For the copy, please give all of the data again exactly and leave the pictures out.

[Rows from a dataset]
════════
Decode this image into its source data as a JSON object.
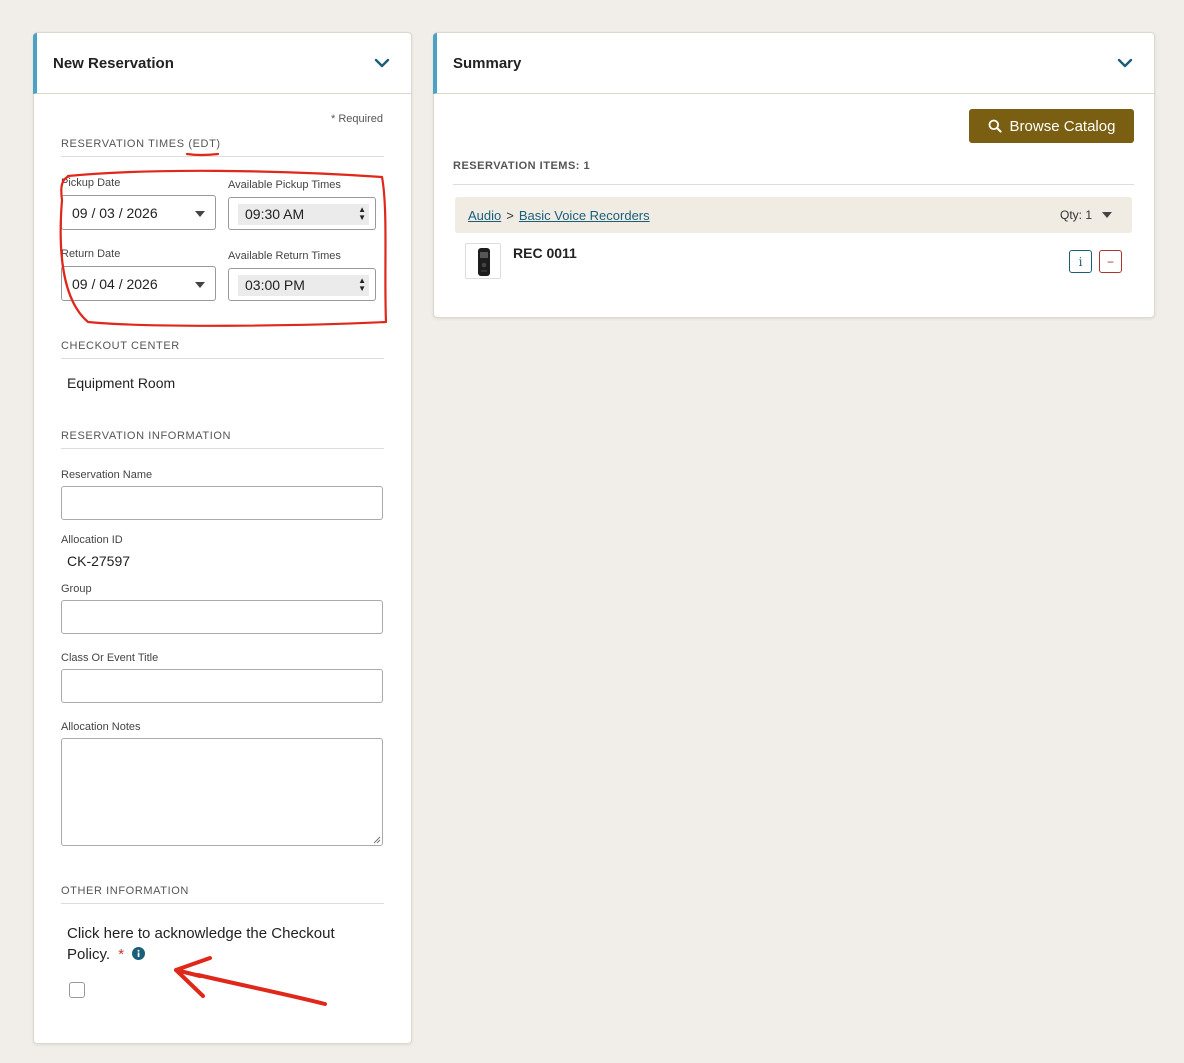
{
  "reservation_panel": {
    "title": "New Reservation",
    "required_note": "* Required",
    "times_section": {
      "title_prefix": "RESERVATION TIMES (",
      "timezone": "EDT",
      "title_suffix": ")"
    },
    "pickup_date": {
      "label": "Pickup Date",
      "value": "09 / 03 / 2026"
    },
    "pickup_time": {
      "label": "Available Pickup Times",
      "value": "09:30 AM"
    },
    "return_date": {
      "label": "Return Date",
      "value": "09 / 04 / 2026"
    },
    "return_time": {
      "label": "Available Return Times",
      "value": "03:00 PM"
    },
    "checkout_center": {
      "title": "CHECKOUT CENTER",
      "value": "Equipment Room"
    },
    "info_section": {
      "title": "RESERVATION INFORMATION",
      "reservation_name_label": "Reservation Name",
      "allocation_id_label": "Allocation ID",
      "allocation_id_value": "CK-27597",
      "group_label": "Group",
      "class_title_label": "Class Or Event Title",
      "allocation_notes_label": "Allocation Notes"
    },
    "other_section": {
      "title": "OTHER INFORMATION",
      "policy_text_line1": "Click here to acknowledge the Checkout",
      "policy_text_line2": "Policy.",
      "required_star": "*"
    }
  },
  "summary_panel": {
    "title": "Summary",
    "browse_button": "Browse Catalog",
    "items_title": "RESERVATION ITEMS: 1",
    "category": "Audio",
    "separator": ">",
    "subcategory": "Basic Voice Recorders",
    "qty": "Qty: 1",
    "item_name": "REC 0011",
    "info_button": "i",
    "remove_button": "−"
  },
  "colors": {
    "accent_bar": "#4aa3c3",
    "browse_button": "#7a5f12",
    "link": "#1a5f7a",
    "remove": "#aa3333",
    "annotation_red": "#e0281a"
  }
}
════════
▸ Answer to this task:
Decode this image into its source data as a JSON object.
{
  "reservation_panel": {
    "title": "New Reservation",
    "required_note": "* Required",
    "times_section": {
      "title_prefix": "RESERVATION TIMES (",
      "timezone": "EDT",
      "title_suffix": ")"
    },
    "pickup_date": {
      "label": "Pickup Date",
      "value": "09 / 03 / 2026"
    },
    "pickup_time": {
      "label": "Available Pickup Times",
      "value": "09:30 AM"
    },
    "return_date": {
      "label": "Return Date",
      "value": "09 / 04 / 2026"
    },
    "return_time": {
      "label": "Available Return Times",
      "value": "03:00 PM"
    },
    "checkout_center": {
      "title": "CHECKOUT CENTER",
      "value": "Equipment Room"
    },
    "info_section": {
      "title": "RESERVATION INFORMATION",
      "reservation_name_label": "Reservation Name",
      "allocation_id_label": "Allocation ID",
      "allocation_id_value": "CK-27597",
      "group_label": "Group",
      "class_title_label": "Class Or Event Title",
      "allocation_notes_label": "Allocation Notes"
    },
    "other_section": {
      "title": "OTHER INFORMATION",
      "policy_text_line1": "Click here to acknowledge the Checkout",
      "policy_text_line2": "Policy.",
      "required_star": "*"
    }
  },
  "summary_panel": {
    "title": "Summary",
    "browse_button": "Browse Catalog",
    "items_title": "RESERVATION ITEMS: 1",
    "category": "Audio",
    "separator": ">",
    "subcategory": "Basic Voice Recorders",
    "qty": "Qty: 1",
    "item_name": "REC 0011",
    "info_button": "i",
    "remove_button": "−"
  },
  "colors": {
    "accent_bar": "#4aa3c3",
    "browse_button": "#7a5f12",
    "link": "#1a5f7a",
    "remove": "#aa3333",
    "annotation_red": "#e0281a"
  }
}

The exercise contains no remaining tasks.